— Exercise directions —
Write out every entry word for word.

— The input —
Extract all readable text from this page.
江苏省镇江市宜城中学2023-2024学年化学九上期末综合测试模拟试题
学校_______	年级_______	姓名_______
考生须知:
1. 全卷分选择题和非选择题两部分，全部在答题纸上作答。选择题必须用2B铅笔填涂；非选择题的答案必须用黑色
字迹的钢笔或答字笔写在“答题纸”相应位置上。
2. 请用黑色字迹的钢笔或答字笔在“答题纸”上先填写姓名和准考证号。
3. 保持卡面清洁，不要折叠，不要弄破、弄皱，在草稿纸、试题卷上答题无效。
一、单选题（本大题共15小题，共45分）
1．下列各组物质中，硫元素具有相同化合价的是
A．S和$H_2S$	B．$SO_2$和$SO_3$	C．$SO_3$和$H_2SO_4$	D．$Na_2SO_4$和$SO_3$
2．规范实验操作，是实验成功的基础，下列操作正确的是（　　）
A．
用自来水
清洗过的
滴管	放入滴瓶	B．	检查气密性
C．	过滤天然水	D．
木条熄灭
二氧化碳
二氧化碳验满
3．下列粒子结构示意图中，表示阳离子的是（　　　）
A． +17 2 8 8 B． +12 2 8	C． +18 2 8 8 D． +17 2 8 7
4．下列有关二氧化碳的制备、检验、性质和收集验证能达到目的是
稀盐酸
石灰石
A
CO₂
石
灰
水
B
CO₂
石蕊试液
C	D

— Answer to the task —
Extract all readable text from this page.
江苏省镇江市宜城中学2023-2024学年化学九上期末综合测试模拟试题
学校_______	年级_______	姓名_______
考生须知:
1. 全卷分选择题和非选择题两部分，全部在答题纸上作答。选择题必须用2B铅笔填涂；非选择题的答案必须用黑色
字迹的钢笔或答字笔写在“答题纸”相应位置上。
2. 请用黑色字迹的钢笔或答字笔在“答题纸”上先填写姓名和准考证号。
3. 保持卡面清洁，不要折叠，不要弄破、弄皱，在草稿纸、试题卷上答题无效。
一、单选题（本大题共15小题，共45分）
1．下列各组物质中，硫元素具有相同化合价的是
A．S和$H_2S$	B．$SO_2$和$SO_3$	C．$SO_3$和$H_2SO_4$	D．$Na_2SO_4$和$SO_3$
2．规范实验操作，是实验成功的基础，下列操作正确的是（　　）
A．
用自来水
清洗过的
滴管	放入滴瓶	B．	检查气密性
C．	过滤天然水	D．
木条熄灭
二氧化碳
二氧化碳验满
3．下列粒子结构示意图中，表示阳离子的是（　　　）
A． +17 2 8 8 B． +12 2 8	C． +18 2 8 8 D． +17 2 8 7
4．下列有关二氧化碳的制备、检验、性质和收集验证能达到目的是
稀盐酸
石灰石
A
CO₂
石
灰
水
B
CO₂
石蕊试液
C	D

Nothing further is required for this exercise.